◆ **WHAT YOU SHOULD DO**
Locate all lines in the data below that hold "JSON" and show them.

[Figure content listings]
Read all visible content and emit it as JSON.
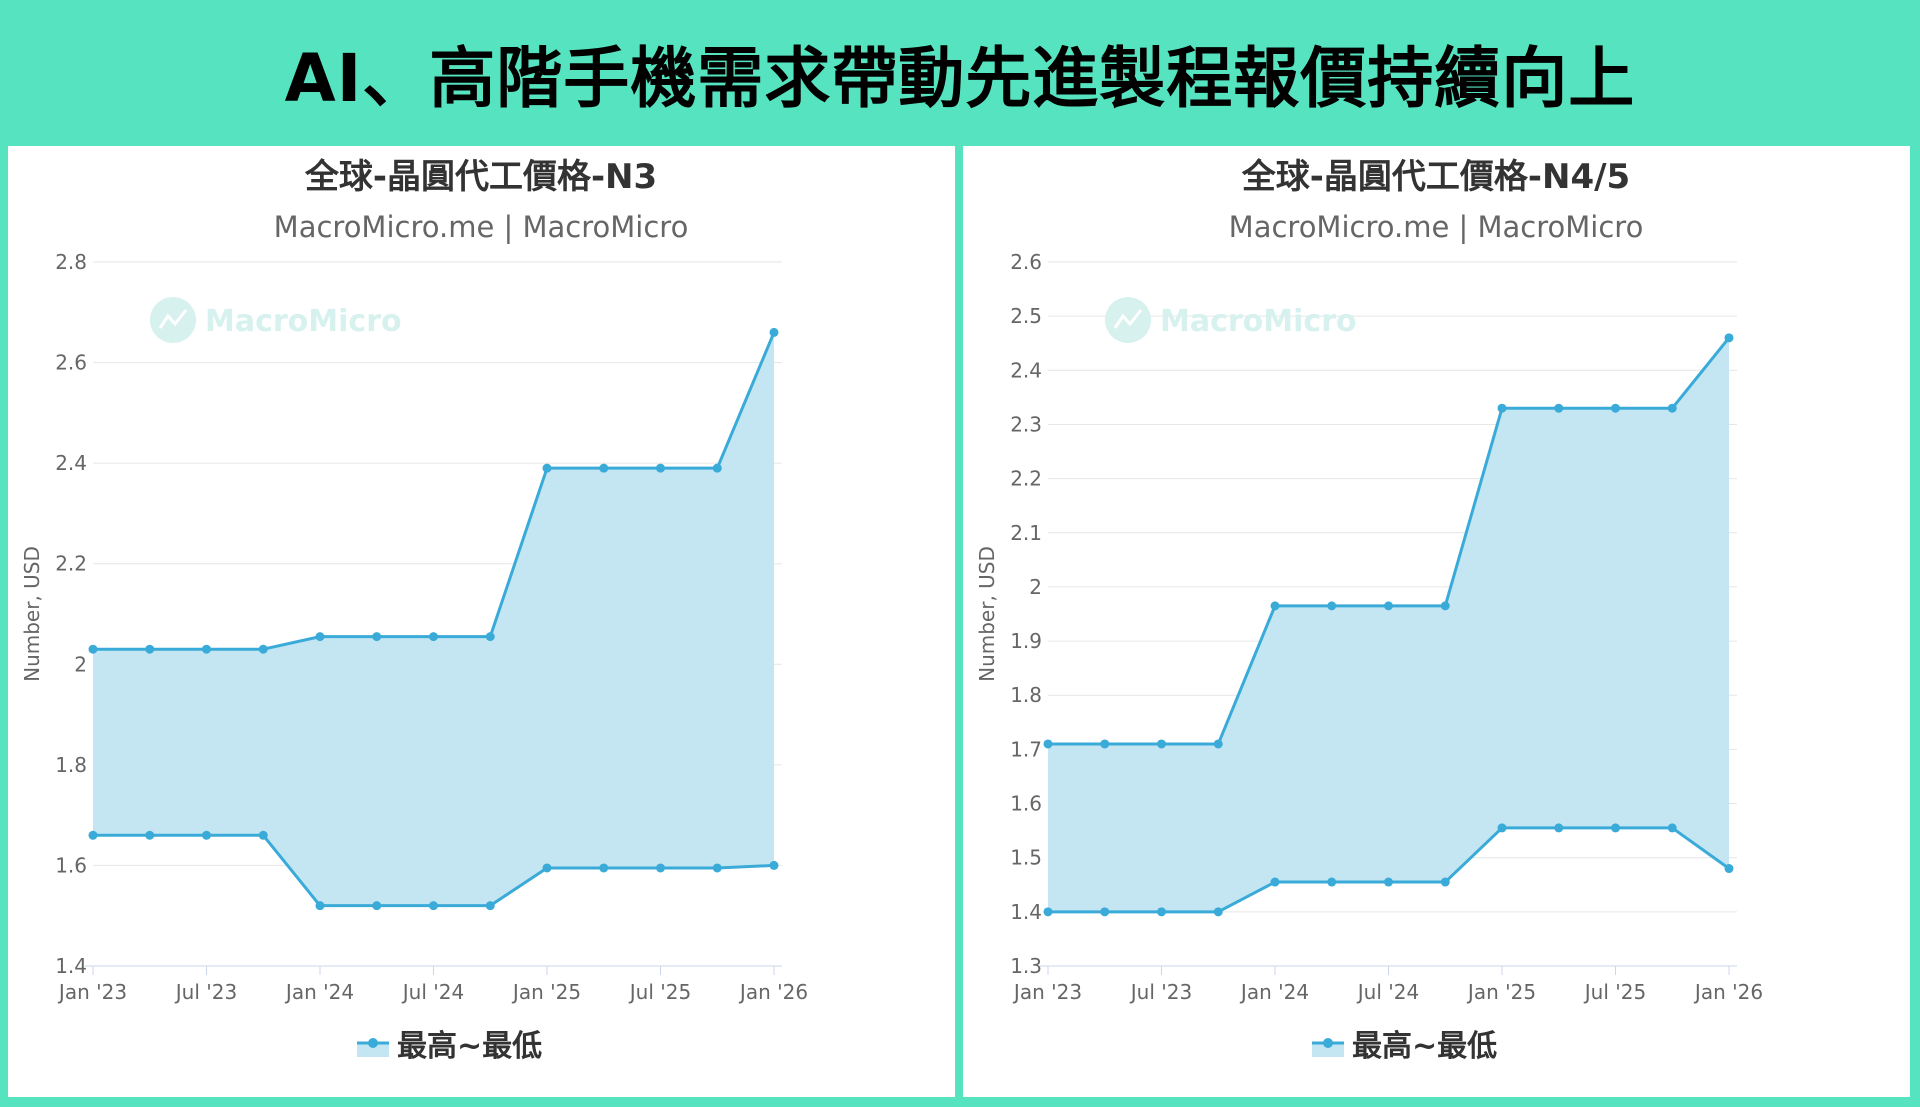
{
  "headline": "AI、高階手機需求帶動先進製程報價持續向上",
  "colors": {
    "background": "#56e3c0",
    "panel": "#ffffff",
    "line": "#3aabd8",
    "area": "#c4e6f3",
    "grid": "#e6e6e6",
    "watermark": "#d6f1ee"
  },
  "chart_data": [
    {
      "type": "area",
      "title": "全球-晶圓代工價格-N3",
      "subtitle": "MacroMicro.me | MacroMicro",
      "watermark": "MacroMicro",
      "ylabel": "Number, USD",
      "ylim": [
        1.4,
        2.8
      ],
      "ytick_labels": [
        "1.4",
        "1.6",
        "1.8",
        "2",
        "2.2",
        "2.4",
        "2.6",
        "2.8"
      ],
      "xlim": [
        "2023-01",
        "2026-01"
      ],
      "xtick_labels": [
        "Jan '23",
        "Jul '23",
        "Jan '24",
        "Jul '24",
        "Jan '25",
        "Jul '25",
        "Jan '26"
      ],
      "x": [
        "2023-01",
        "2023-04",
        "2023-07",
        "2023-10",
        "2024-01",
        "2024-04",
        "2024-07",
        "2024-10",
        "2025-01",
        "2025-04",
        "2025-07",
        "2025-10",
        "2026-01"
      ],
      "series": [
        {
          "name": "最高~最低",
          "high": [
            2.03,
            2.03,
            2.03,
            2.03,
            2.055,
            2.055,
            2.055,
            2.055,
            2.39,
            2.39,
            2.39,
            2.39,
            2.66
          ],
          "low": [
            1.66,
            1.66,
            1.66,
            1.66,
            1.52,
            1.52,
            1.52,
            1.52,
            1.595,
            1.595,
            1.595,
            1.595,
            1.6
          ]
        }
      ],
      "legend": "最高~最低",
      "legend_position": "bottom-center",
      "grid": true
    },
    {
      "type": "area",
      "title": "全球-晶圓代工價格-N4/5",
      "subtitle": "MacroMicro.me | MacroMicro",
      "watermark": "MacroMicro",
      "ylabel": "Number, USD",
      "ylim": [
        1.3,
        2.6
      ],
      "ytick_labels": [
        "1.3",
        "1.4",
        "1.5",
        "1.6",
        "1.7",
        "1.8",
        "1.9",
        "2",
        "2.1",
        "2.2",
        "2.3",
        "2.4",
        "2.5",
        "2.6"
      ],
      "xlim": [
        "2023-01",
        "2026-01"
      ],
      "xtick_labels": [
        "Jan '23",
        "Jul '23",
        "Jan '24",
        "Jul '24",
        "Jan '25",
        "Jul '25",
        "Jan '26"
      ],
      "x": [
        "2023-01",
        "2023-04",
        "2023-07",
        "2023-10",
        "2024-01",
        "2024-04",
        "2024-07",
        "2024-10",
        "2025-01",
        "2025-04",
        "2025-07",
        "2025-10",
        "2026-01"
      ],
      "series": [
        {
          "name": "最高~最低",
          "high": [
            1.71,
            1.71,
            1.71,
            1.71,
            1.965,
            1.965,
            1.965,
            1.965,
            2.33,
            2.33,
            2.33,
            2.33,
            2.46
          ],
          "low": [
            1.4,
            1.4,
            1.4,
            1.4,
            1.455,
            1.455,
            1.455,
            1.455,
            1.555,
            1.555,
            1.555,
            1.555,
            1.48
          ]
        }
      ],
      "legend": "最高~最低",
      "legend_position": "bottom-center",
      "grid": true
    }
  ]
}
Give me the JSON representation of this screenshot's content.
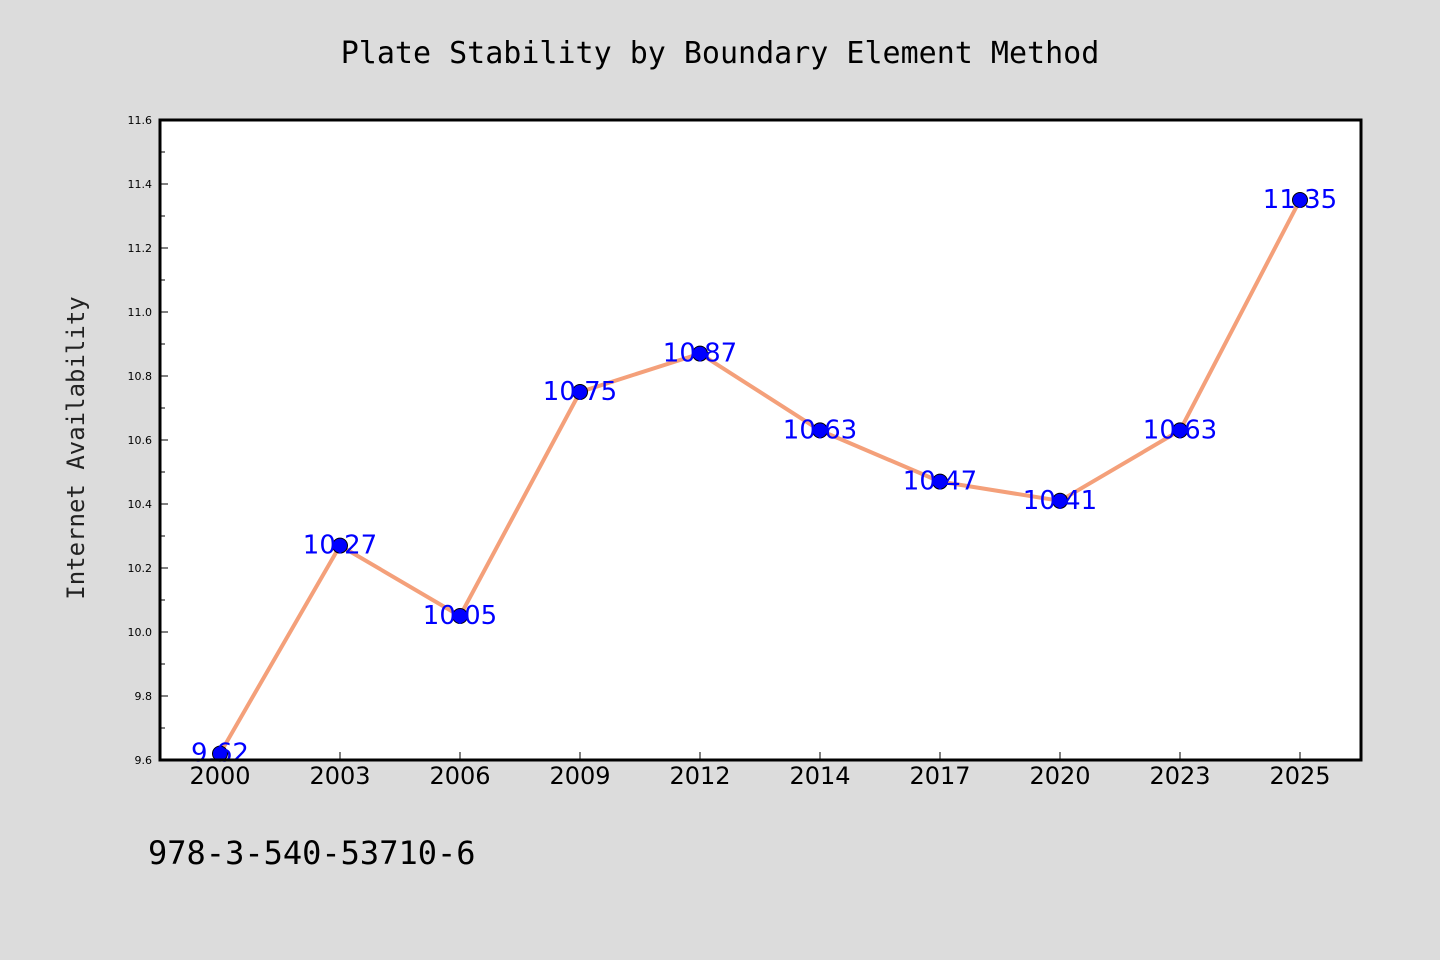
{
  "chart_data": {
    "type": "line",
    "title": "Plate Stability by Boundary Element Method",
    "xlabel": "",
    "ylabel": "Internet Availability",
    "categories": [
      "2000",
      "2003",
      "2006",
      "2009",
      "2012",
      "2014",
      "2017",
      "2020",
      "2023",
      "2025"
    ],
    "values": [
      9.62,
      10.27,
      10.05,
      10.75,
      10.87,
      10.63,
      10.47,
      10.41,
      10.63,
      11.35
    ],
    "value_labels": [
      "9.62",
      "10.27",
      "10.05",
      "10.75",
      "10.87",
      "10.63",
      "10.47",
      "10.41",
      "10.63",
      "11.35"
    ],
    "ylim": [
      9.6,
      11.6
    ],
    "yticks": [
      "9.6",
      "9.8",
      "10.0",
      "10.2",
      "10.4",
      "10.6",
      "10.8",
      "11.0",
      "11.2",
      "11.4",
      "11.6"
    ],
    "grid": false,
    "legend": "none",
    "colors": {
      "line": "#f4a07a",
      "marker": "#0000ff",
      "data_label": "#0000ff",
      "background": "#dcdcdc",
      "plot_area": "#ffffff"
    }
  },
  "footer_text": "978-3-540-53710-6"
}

◆ **ANSWER IN FULL**
Read all visible content and emit it as JSON.
Give me the JSON representation of this screenshot's content.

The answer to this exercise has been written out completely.